-- BEGIN --

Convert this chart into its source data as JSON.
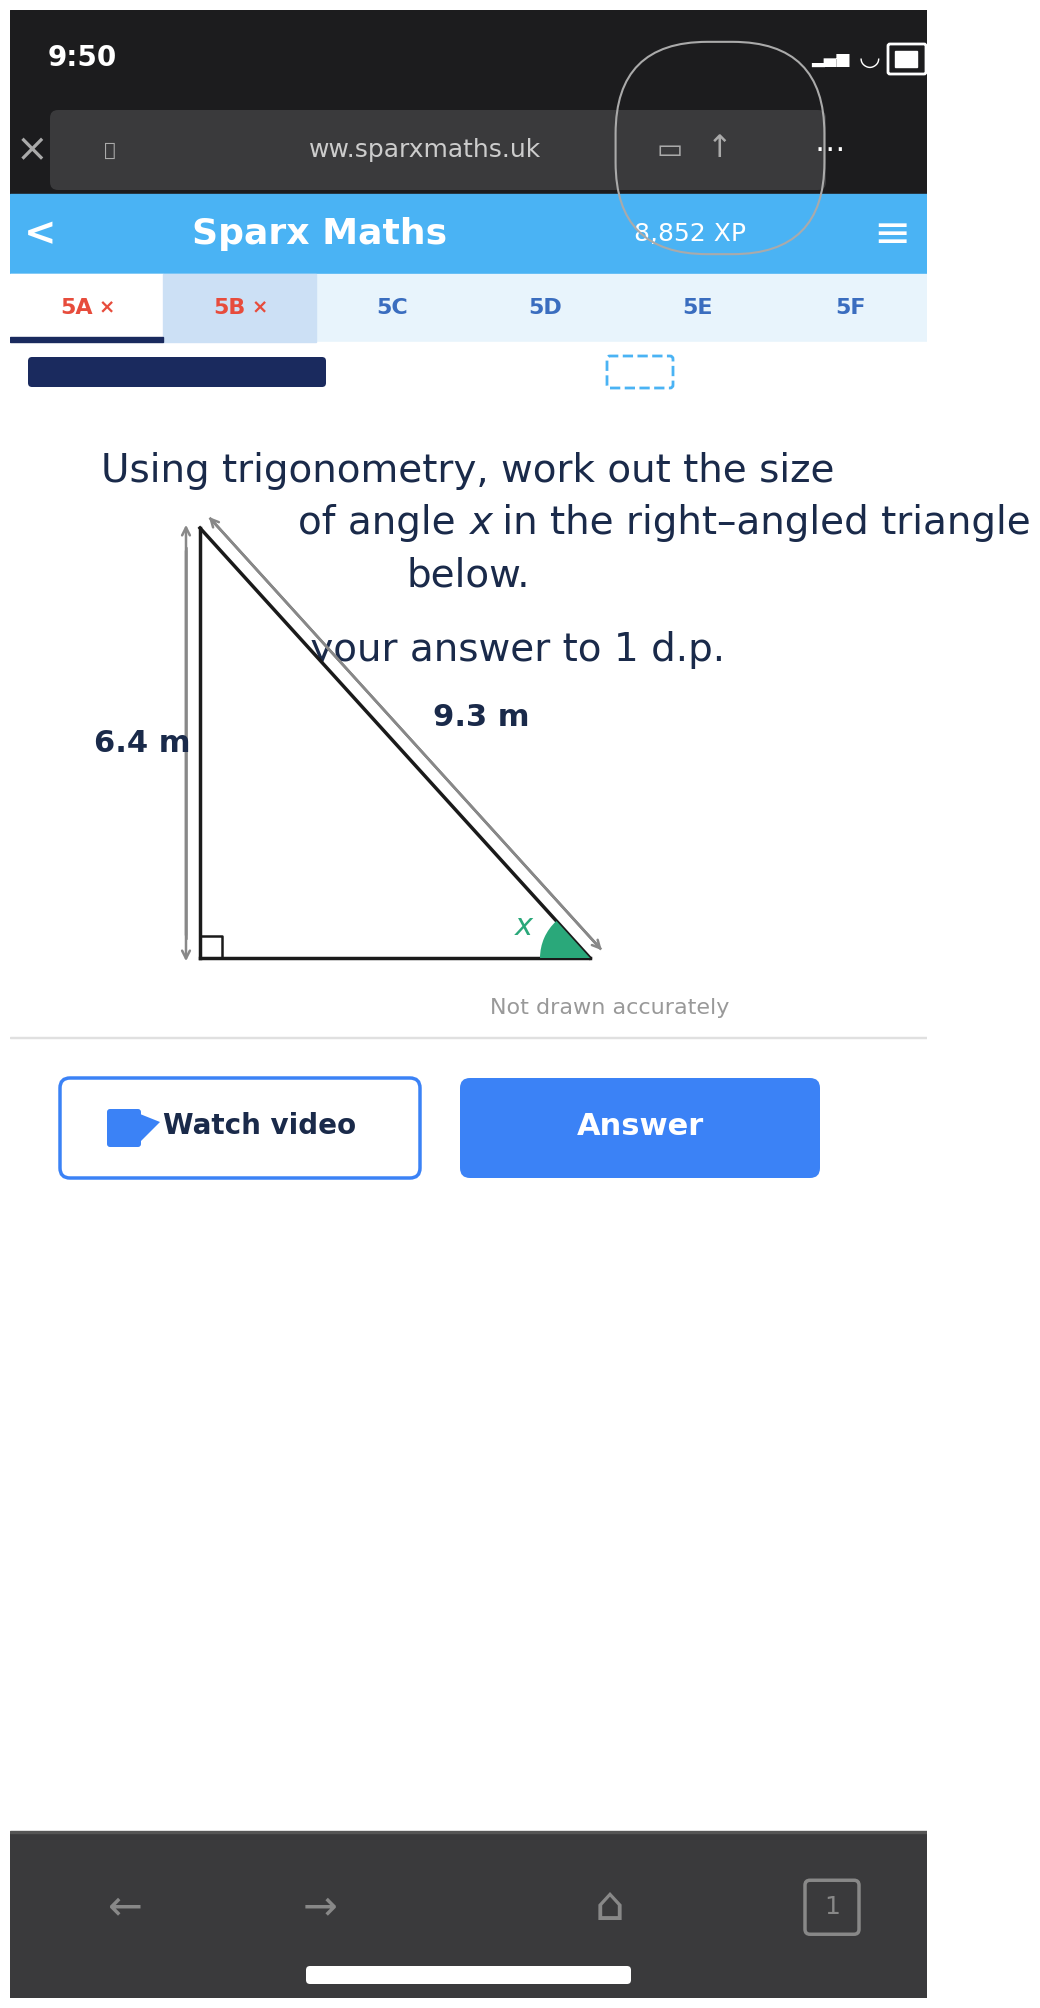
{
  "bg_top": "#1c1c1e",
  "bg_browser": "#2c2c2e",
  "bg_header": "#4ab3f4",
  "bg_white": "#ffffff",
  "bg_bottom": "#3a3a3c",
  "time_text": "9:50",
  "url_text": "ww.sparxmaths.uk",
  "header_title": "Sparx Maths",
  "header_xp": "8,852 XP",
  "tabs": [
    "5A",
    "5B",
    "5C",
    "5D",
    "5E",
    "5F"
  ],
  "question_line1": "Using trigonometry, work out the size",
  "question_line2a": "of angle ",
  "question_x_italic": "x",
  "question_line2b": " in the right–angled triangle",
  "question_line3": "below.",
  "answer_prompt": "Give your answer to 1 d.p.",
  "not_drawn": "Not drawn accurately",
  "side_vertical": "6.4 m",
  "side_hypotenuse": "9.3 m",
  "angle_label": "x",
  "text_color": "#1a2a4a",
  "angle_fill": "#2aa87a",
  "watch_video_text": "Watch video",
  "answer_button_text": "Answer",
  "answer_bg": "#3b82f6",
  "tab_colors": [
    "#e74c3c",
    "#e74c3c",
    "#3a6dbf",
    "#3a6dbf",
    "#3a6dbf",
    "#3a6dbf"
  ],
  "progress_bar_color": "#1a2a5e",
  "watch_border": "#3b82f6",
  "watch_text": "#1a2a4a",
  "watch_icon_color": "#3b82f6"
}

-- END --
-- BEGIN --

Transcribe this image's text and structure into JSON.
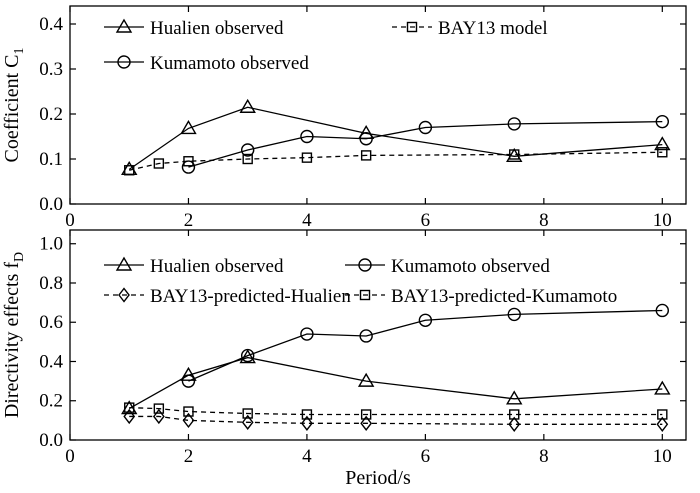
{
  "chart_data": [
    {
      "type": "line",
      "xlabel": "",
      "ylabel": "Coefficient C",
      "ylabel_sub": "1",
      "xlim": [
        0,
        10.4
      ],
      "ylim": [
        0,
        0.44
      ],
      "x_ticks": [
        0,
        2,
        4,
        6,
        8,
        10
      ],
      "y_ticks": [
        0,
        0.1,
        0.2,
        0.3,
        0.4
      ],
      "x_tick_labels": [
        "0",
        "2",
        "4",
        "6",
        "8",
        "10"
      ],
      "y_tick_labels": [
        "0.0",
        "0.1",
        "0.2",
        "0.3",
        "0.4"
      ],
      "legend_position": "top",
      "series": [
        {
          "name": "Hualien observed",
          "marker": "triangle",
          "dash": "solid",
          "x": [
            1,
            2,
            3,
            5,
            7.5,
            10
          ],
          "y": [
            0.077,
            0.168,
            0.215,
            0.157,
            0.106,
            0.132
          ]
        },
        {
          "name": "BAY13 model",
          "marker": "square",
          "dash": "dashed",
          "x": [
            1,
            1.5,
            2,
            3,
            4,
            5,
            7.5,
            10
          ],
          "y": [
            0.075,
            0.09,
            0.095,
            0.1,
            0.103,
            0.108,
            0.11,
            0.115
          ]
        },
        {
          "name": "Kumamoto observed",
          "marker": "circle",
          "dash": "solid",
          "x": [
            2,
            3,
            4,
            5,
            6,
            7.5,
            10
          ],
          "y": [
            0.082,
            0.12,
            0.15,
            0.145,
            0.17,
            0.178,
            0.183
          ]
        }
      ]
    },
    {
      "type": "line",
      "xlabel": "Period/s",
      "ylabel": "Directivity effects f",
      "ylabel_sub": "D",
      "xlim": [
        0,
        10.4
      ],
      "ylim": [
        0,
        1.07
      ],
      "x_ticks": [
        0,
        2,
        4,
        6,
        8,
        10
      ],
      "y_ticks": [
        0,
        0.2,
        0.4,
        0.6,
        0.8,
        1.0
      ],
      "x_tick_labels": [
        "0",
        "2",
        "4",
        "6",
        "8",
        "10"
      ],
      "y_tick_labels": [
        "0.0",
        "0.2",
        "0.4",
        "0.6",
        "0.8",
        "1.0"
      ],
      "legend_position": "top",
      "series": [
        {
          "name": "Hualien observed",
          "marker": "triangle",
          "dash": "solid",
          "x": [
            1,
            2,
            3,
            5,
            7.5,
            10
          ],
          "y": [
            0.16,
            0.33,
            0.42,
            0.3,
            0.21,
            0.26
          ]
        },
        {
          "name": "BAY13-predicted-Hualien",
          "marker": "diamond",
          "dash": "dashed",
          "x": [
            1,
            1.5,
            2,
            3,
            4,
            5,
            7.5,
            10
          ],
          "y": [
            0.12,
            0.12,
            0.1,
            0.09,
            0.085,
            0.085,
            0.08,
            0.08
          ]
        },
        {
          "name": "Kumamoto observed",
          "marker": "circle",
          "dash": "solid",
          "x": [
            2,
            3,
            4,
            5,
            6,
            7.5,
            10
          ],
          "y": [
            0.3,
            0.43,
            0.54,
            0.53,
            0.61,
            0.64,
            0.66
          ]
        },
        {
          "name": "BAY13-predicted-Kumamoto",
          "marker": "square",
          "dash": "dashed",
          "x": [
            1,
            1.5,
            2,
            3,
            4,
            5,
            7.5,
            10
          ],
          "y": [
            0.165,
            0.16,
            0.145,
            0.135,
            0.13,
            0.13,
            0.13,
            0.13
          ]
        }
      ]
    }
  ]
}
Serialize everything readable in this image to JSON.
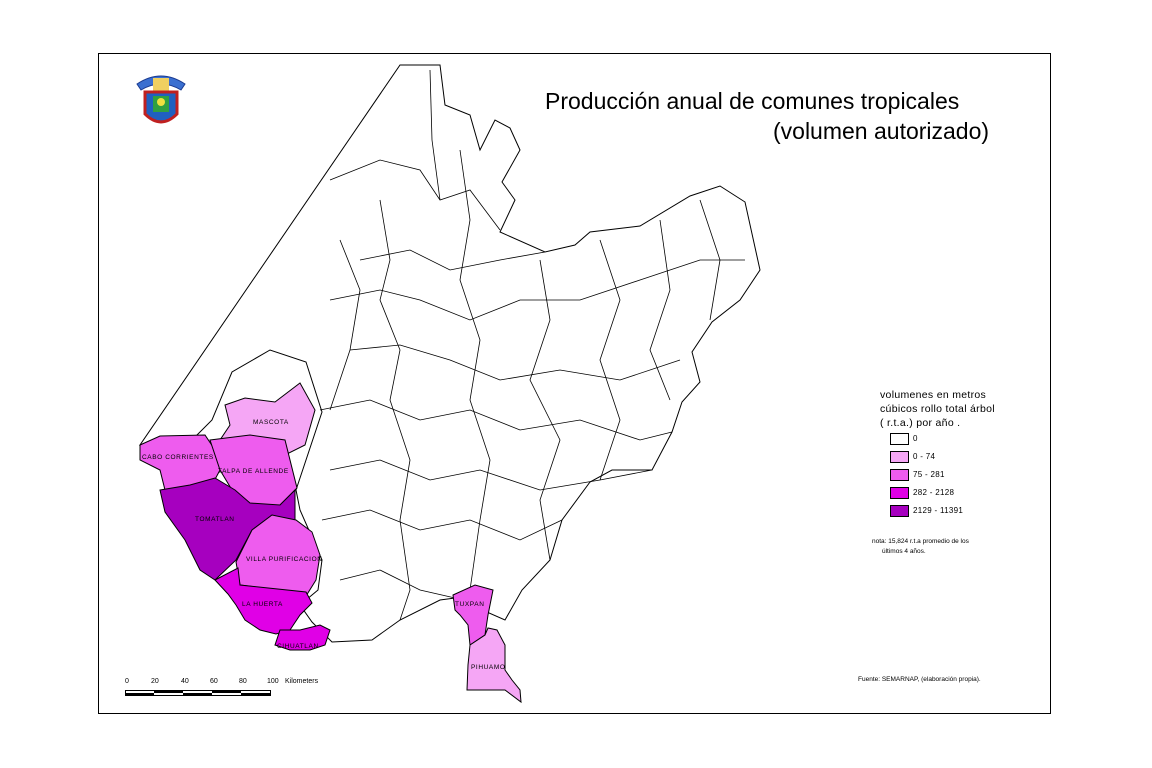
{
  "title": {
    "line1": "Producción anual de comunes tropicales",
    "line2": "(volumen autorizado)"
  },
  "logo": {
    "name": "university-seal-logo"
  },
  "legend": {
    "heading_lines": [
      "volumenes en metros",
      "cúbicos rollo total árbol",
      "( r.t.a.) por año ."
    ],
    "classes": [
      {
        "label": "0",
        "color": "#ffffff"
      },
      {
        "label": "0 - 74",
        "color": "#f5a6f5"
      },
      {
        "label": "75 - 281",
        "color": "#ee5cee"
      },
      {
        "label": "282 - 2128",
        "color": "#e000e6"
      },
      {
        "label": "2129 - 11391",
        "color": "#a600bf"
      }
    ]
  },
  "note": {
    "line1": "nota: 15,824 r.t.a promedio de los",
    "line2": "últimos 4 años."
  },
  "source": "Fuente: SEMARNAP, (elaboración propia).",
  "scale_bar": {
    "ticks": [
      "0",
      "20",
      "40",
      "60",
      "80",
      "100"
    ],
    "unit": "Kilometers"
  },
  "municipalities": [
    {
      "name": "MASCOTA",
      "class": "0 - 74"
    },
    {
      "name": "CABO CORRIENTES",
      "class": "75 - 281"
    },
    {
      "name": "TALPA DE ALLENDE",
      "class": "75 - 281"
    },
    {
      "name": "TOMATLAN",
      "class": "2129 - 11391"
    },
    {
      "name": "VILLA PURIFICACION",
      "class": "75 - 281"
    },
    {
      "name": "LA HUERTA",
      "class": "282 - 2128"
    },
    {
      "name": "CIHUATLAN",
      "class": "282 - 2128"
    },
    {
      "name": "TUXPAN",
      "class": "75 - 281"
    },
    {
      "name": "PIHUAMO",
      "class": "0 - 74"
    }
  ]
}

-- END --
-- BEGIN --

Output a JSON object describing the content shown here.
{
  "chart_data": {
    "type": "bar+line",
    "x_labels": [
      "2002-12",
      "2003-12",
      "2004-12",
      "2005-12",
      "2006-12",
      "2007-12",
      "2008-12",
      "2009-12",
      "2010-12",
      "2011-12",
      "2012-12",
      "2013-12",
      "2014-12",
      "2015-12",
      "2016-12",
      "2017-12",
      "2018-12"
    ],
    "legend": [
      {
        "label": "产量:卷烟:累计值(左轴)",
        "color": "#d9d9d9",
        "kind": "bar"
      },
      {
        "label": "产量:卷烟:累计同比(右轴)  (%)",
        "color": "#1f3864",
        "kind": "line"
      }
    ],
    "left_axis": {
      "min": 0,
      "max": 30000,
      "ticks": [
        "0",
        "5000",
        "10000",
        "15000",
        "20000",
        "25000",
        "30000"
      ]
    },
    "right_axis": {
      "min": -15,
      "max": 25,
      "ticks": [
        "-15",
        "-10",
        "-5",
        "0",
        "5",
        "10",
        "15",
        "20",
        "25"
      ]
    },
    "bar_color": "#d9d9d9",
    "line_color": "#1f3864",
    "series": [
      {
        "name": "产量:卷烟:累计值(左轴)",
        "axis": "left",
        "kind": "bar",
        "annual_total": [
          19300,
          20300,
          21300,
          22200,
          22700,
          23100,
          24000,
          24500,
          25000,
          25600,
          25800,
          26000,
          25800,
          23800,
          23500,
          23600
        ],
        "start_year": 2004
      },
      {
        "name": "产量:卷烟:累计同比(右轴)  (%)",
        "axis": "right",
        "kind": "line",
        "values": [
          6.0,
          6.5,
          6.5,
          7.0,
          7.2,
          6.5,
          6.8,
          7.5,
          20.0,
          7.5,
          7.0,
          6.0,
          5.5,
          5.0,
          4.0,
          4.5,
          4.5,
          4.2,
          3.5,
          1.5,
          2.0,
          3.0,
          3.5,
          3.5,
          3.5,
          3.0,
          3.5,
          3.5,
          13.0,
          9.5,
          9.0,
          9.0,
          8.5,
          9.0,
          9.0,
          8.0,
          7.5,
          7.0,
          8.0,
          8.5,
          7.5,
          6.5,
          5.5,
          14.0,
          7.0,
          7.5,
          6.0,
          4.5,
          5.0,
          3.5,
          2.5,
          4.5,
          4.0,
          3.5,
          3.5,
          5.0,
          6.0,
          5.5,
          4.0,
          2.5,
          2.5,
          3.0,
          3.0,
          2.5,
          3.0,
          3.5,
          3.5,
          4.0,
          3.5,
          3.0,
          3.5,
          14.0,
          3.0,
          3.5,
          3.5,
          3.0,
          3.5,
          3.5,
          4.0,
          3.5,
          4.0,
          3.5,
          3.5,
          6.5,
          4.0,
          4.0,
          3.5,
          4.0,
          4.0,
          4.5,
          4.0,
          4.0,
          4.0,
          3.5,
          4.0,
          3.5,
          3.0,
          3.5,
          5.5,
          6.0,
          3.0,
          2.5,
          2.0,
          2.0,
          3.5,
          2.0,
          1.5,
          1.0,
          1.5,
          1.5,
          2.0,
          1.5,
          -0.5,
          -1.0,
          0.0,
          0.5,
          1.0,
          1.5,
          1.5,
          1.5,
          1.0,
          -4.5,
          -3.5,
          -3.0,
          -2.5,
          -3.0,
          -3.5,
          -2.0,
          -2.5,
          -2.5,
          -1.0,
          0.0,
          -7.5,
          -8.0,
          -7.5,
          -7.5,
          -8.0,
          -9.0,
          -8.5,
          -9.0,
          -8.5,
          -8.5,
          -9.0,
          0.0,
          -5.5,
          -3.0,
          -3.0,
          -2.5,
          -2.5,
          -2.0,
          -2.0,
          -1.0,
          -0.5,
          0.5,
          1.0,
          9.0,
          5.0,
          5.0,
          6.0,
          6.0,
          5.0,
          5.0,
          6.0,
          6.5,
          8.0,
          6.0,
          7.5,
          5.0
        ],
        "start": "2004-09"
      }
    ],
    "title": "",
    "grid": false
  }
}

-- END --

◆ EXERCISE BRIEF
Tally how many lines of the records hold the word "JSON". Answer with the number only.

◆ EXERCISE OUTPUT
4